● Goal
Set down all of the data that follows word for word, without the images.

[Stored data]
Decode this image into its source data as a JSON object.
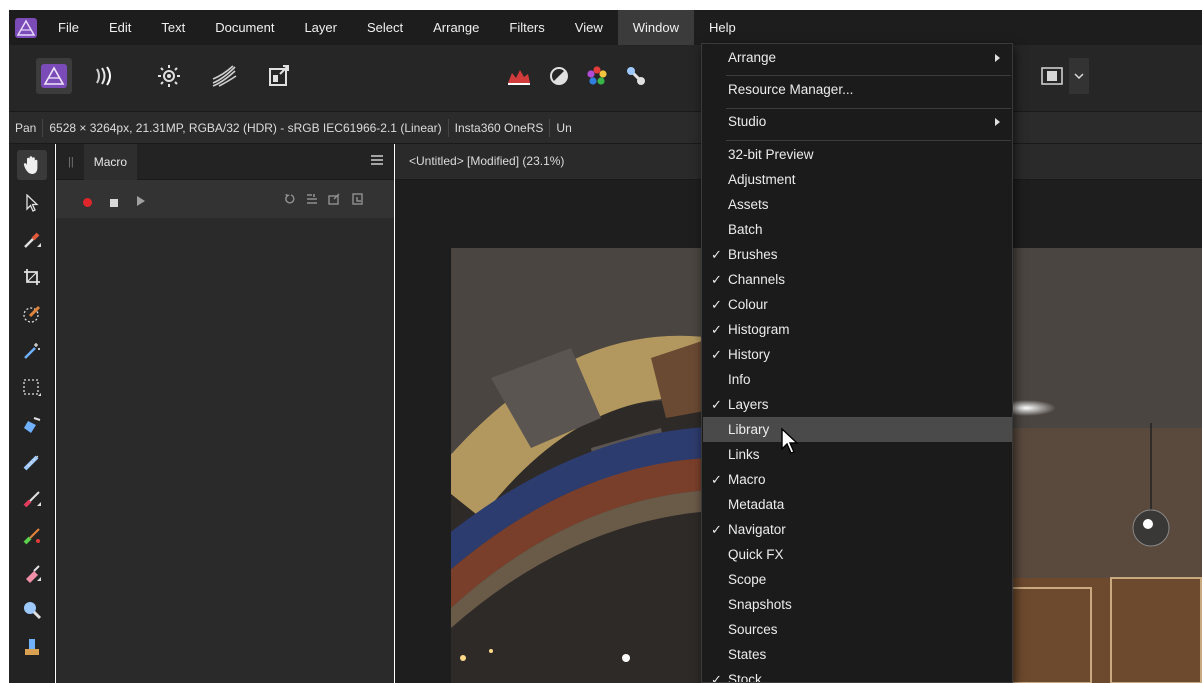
{
  "menubar": {
    "items": [
      "File",
      "Edit",
      "Text",
      "Document",
      "Layer",
      "Select",
      "Arrange",
      "Filters",
      "View",
      "Window",
      "Help"
    ],
    "active": "Window"
  },
  "contextbar": {
    "tool": "Pan",
    "doc_info": "6528 × 3264px, 21.31MP, RGBA/32 (HDR) - sRGB IEC61966-2.1 (Linear)",
    "camera": "Insta360 OneRS",
    "trailing": "Un"
  },
  "panel": {
    "title": "Macro"
  },
  "document": {
    "tab_label": "<Untitled> [Modified] (23.1%)"
  },
  "window_menu": {
    "items": [
      {
        "label": "Arrange",
        "checked": false,
        "submenu": true
      },
      {
        "label": "Resource Manager...",
        "checked": false,
        "submenu": false
      },
      {
        "label": "Studio",
        "checked": false,
        "submenu": true
      },
      {
        "label": "32-bit Preview",
        "checked": false
      },
      {
        "label": "Adjustment",
        "checked": false
      },
      {
        "label": "Assets",
        "checked": false
      },
      {
        "label": "Batch",
        "checked": false
      },
      {
        "label": "Brushes",
        "checked": true
      },
      {
        "label": "Channels",
        "checked": true
      },
      {
        "label": "Colour",
        "checked": true
      },
      {
        "label": "Histogram",
        "checked": true
      },
      {
        "label": "History",
        "checked": true
      },
      {
        "label": "Info",
        "checked": false
      },
      {
        "label": "Layers",
        "checked": true
      },
      {
        "label": "Library",
        "checked": false,
        "highlighted": true
      },
      {
        "label": "Links",
        "checked": false
      },
      {
        "label": "Macro",
        "checked": true
      },
      {
        "label": "Metadata",
        "checked": false
      },
      {
        "label": "Navigator",
        "checked": true
      },
      {
        "label": "Quick FX",
        "checked": false
      },
      {
        "label": "Scope",
        "checked": false
      },
      {
        "label": "Snapshots",
        "checked": false
      },
      {
        "label": "Sources",
        "checked": false
      },
      {
        "label": "States",
        "checked": false
      },
      {
        "label": "Stock",
        "checked": true
      }
    ],
    "check_glyph": "✓"
  },
  "colors": {
    "menubar_bg": "#1d1d1d",
    "menu_bg": "#1b1b1b",
    "highlight": "#4a4a4a",
    "record": "#e0262b"
  }
}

● Output
Decode this image into its source data as a JSON object.
{
  "menubar": {
    "items": [
      "File",
      "Edit",
      "Text",
      "Document",
      "Layer",
      "Select",
      "Arrange",
      "Filters",
      "View",
      "Window",
      "Help"
    ],
    "active": "Window"
  },
  "contextbar": {
    "tool": "Pan",
    "doc_info": "6528 × 3264px, 21.31MP, RGBA/32 (HDR) - sRGB IEC61966-2.1 (Linear)",
    "camera": "Insta360 OneRS",
    "trailing": "Un"
  },
  "panel": {
    "title": "Macro"
  },
  "document": {
    "tab_label": "<Untitled> [Modified] (23.1%)"
  },
  "window_menu": {
    "items": [
      {
        "label": "Arrange",
        "checked": false,
        "submenu": true
      },
      {
        "label": "Resource Manager...",
        "checked": false,
        "submenu": false
      },
      {
        "label": "Studio",
        "checked": false,
        "submenu": true
      },
      {
        "label": "32-bit Preview",
        "checked": false
      },
      {
        "label": "Adjustment",
        "checked": false
      },
      {
        "label": "Assets",
        "checked": false
      },
      {
        "label": "Batch",
        "checked": false
      },
      {
        "label": "Brushes",
        "checked": true
      },
      {
        "label": "Channels",
        "checked": true
      },
      {
        "label": "Colour",
        "checked": true
      },
      {
        "label": "Histogram",
        "checked": true
      },
      {
        "label": "History",
        "checked": true
      },
      {
        "label": "Info",
        "checked": false
      },
      {
        "label": "Layers",
        "checked": true
      },
      {
        "label": "Library",
        "checked": false,
        "highlighted": true
      },
      {
        "label": "Links",
        "checked": false
      },
      {
        "label": "Macro",
        "checked": true
      },
      {
        "label": "Metadata",
        "checked": false
      },
      {
        "label": "Navigator",
        "checked": true
      },
      {
        "label": "Quick FX",
        "checked": false
      },
      {
        "label": "Scope",
        "checked": false
      },
      {
        "label": "Snapshots",
        "checked": false
      },
      {
        "label": "Sources",
        "checked": false
      },
      {
        "label": "States",
        "checked": false
      },
      {
        "label": "Stock",
        "checked": true
      }
    ],
    "check_glyph": "✓"
  },
  "colors": {
    "menubar_bg": "#1d1d1d",
    "menu_bg": "#1b1b1b",
    "highlight": "#4a4a4a",
    "record": "#e0262b"
  }
}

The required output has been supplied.